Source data
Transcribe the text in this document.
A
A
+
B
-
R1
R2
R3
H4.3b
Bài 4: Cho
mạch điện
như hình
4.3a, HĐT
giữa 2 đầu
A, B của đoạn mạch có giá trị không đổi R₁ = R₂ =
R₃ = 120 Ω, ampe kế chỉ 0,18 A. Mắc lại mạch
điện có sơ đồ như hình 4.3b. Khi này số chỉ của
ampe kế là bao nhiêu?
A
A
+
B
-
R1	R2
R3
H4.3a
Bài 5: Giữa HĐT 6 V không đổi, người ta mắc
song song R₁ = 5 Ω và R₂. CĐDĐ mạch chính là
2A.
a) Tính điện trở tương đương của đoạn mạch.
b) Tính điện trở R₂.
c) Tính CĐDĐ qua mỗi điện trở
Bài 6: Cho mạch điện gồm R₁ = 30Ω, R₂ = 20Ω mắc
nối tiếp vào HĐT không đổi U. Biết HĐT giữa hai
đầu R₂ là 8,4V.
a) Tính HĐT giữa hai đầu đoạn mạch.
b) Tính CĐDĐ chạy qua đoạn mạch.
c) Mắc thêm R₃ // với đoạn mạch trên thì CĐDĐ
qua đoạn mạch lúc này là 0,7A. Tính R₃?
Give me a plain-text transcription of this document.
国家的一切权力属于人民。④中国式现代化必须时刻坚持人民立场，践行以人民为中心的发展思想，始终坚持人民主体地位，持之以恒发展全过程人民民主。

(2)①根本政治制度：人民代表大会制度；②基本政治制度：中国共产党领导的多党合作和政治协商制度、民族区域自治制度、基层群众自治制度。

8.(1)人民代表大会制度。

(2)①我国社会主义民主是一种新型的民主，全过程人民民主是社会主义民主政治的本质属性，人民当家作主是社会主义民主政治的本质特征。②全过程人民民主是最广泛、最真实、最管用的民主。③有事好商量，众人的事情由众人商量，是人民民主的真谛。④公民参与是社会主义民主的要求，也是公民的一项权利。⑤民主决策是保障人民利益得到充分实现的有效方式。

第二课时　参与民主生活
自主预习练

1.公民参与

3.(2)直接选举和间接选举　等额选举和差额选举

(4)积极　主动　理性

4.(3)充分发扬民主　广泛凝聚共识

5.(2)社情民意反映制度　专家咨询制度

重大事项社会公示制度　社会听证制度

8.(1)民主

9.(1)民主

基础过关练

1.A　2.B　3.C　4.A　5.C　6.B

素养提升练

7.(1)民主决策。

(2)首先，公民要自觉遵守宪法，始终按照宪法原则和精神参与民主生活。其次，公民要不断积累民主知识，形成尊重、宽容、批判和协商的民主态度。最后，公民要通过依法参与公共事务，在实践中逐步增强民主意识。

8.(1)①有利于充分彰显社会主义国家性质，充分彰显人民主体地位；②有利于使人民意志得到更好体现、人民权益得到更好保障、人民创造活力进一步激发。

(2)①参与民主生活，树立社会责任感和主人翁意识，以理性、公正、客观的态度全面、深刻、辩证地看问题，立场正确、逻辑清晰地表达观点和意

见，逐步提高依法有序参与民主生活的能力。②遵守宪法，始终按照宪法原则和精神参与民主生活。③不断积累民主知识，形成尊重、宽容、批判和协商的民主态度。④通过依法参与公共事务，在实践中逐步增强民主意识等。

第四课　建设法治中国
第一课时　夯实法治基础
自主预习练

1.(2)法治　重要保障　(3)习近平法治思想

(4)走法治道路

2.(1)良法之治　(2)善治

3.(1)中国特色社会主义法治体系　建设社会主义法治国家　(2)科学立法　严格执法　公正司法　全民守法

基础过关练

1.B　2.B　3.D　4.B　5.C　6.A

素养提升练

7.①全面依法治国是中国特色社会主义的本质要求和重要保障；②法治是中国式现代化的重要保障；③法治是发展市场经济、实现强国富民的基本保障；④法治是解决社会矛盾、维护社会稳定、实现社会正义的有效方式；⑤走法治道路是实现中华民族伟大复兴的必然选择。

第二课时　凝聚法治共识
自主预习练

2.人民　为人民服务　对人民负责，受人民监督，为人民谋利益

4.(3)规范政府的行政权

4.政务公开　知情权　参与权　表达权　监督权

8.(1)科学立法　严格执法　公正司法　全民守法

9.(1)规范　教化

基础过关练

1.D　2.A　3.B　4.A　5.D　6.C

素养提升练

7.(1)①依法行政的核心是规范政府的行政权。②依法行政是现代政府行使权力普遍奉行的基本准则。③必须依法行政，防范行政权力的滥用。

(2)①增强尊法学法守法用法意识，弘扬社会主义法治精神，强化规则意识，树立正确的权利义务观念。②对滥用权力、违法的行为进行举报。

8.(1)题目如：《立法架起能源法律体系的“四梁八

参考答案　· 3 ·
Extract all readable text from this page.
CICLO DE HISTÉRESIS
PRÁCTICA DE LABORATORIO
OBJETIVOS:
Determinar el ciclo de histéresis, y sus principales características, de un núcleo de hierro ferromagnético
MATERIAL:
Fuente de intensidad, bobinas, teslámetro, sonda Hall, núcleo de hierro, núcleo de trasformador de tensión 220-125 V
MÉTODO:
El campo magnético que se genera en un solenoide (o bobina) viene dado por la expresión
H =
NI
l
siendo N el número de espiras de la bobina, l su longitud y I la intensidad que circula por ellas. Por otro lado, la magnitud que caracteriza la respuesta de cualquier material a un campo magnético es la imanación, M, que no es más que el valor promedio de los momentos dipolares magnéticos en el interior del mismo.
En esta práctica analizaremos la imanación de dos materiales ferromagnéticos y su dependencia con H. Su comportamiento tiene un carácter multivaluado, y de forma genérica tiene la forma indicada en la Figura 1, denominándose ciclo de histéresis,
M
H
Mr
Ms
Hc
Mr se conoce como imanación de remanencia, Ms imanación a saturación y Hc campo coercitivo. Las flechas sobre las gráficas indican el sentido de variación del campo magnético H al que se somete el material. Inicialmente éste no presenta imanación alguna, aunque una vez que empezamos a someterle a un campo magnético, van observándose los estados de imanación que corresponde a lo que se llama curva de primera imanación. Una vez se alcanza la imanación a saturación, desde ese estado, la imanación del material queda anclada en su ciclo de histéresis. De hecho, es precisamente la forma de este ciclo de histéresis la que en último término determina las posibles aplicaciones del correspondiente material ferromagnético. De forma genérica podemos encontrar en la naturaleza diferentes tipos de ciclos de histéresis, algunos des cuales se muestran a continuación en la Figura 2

_THE EXERCISE:_ All of the data needs to be printed once more, exactly.

_RESPONSE BELOW:_
Transcribe the text in this document.
A
A
+
B
-
R1
R2
R3
H4.3b
Bài 4: Cho
mạch điện
như hình
4.3a, HĐT
giữa 2 đầu
A, B của đoạn mạch có giá trị không đổi R₁ = R₂ =
R₃ = 120 Ω, ampe kế chỉ 0,18 A. Mắc lại mạch
điện có sơ đồ như hình 4.3b. Khi này số chỉ của
ampe kế là bao nhiêu?
A
A
+
B
-
R1	R2
R3
H4.3a
Bài 5: Giữa HĐT 6 V không đổi, người ta mắc
song song R₁ = 5 Ω và R₂. CĐDĐ mạch chính là
2A.
a) Tính điện trở tương đương của đoạn mạch.
b) Tính điện trở R₂.
c) Tính CĐDĐ qua mỗi điện trở
Bài 6: Cho mạch điện gồm R₁ = 30Ω, R₂ = 20Ω mắc
nối tiếp vào HĐT không đổi U. Biết HĐT giữa hai
đầu R₂ là 8,4V.
a) Tính HĐT giữa hai đầu đoạn mạch.
b) Tính CĐDĐ chạy qua đoạn mạch.
c) Mắc thêm R₃ // với đoạn mạch trên thì CĐDĐ
qua đoạn mạch lúc này là 0,7A. Tính R₃?
Give me a plain-text transcription of this document.
国家的一切权力属于人民。④中国式现代化必须时刻坚持人民立场，践行以人民为中心的发展思想，始终坚持人民主体地位，持之以恒发展全过程人民民主。

(2)①根本政治制度：人民代表大会制度；②基本政治制度：中国共产党领导的多党合作和政治协商制度、民族区域自治制度、基层群众自治制度。

8.(1)人民代表大会制度。

(2)①我国社会主义民主是一种新型的民主，全过程人民民主是社会主义民主政治的本质属性，人民当家作主是社会主义民主政治的本质特征。②全过程人民民主是最广泛、最真实、最管用的民主。③有事好商量，众人的事情由众人商量，是人民民主的真谛。④公民参与是社会主义民主的要求，也是公民的一项权利。⑤民主决策是保障人民利益得到充分实现的有效方式。

第二课时　参与民主生活
自主预习练

1.公民参与

3.(2)直接选举和间接选举　等额选举和差额选举

(4)积极　主动　理性

4.(3)充分发扬民主　广泛凝聚共识

5.(2)社情民意反映制度　专家咨询制度

重大事项社会公示制度　社会听证制度

8.(1)民主

9.(1)民主

基础过关练

1.A　2.B　3.C　4.A　5.C　6.B

素养提升练

7.(1)民主决策。

(2)首先，公民要自觉遵守宪法，始终按照宪法原则和精神参与民主生活。其次，公民要不断积累民主知识，形成尊重、宽容、批判和协商的民主态度。最后，公民要通过依法参与公共事务，在实践中逐步增强民主意识。

8.(1)①有利于充分彰显社会主义国家性质，充分彰显人民主体地位；②有利于使人民意志得到更好体现、人民权益得到更好保障、人民创造活力进一步激发。

(2)①参与民主生活，树立社会责任感和主人翁意识，以理性、公正、客观的态度全面、深刻、辩证地看问题，立场正确、逻辑清晰地表达观点和意

见，逐步提高依法有序参与民主生活的能力。②遵守宪法，始终按照宪法原则和精神参与民主生活。③不断积累民主知识，形成尊重、宽容、批判和协商的民主态度。④通过依法参与公共事务，在实践中逐步增强民主意识等。

第四课　建设法治中国
第一课时　夯实法治基础
自主预习练

1.(2)法治　重要保障　(3)习近平法治思想

(4)走法治道路

2.(1)良法之治　(2)善治

3.(1)中国特色社会主义法治体系　建设社会主义法治国家　(2)科学立法　严格执法　公正司法　全民守法

基础过关练

1.B　2.B　3.D　4.B　5.C　6.A

素养提升练

7.①全面依法治国是中国特色社会主义的本质要求和重要保障；②法治是中国式现代化的重要保障；③法治是发展市场经济、实现强国富民的基本保障；④法治是解决社会矛盾、维护社会稳定、实现社会正义的有效方式；⑤走法治道路是实现中华民族伟大复兴的必然选择。

第二课时　凝聚法治共识
自主预习练

2.人民　为人民服务　对人民负责，受人民监督，为人民谋利益

4.(3)规范政府的行政权

4.政务公开　知情权　参与权　表达权　监督权

8.(1)科学立法　严格执法　公正司法　全民守法

9.(1)规范　教化

基础过关练

1.D　2.A　3.B　4.A　5.D　6.C

素养提升练

7.(1)①依法行政的核心是规范政府的行政权。②依法行政是现代政府行使权力普遍奉行的基本准则。③必须依法行政，防范行政权力的滥用。

(2)①增强尊法学法守法用法意识，弘扬社会主义法治精神，强化规则意识，树立正确的权利义务观念。②对滥用权力、违法的行为进行举报。

8.(1)题目如：《立法架起能源法律体系的“四梁八

参考答案　· 3 ·
Extract all readable text from this page.
CICLO DE HISTÉRESIS
PRÁCTICA DE LABORATORIO
OBJETIVOS:
Determinar el ciclo de histéresis, y sus principales características, de un núcleo de hierro ferromagnético
MATERIAL:
Fuente de intensidad, bobinas, teslámetro, sonda Hall, núcleo de hierro, núcleo de trasformador de tensión 220-125 V
MÉTODO:
El campo magnético que se genera en un solenoide (o bobina) viene dado por la expresión
H =
NI
l
siendo N el número de espiras de la bobina, l su longitud y I la intensidad que circula por ellas. Por otro lado, la magnitud que caracteriza la respuesta de cualquier material a un campo magnético es la imanación, M, que no es más que el valor promedio de los momentos dipolares magnéticos en el interior del mismo.
En esta práctica analizaremos la imanación de dos materiales ferromagnéticos y su dependencia con H. Su comportamiento tiene un carácter multivaluado, y de forma genérica tiene la forma indicada en la Figura 1, denominándose ciclo de histéresis,
M
H
Mr
Ms
Hc
Mr se conoce como imanación de remanencia, Ms imanación a saturación y Hc campo coercitivo. Las flechas sobre las gráficas indican el sentido de variación del campo magnético H al que se somete el material. Inicialmente éste no presenta imanación alguna, aunque una vez que empezamos a someterle a un campo magnético, van observándose los estados de imanación que corresponde a lo que se llama curva de primera imanación. Una vez se alcanza la imanación a saturación, desde ese estado, la imanación del material queda anclada en su ciclo de histéresis. De hecho, es precisamente la forma de este ciclo de histéresis la que en último término determina las posibles aplicaciones del correspondiente material ferromagnético. De forma genérica podemos encontrar en la naturaleza diferentes tipos de ciclos de histéresis, algunos des cuales se muestran a continuación en la Figura 2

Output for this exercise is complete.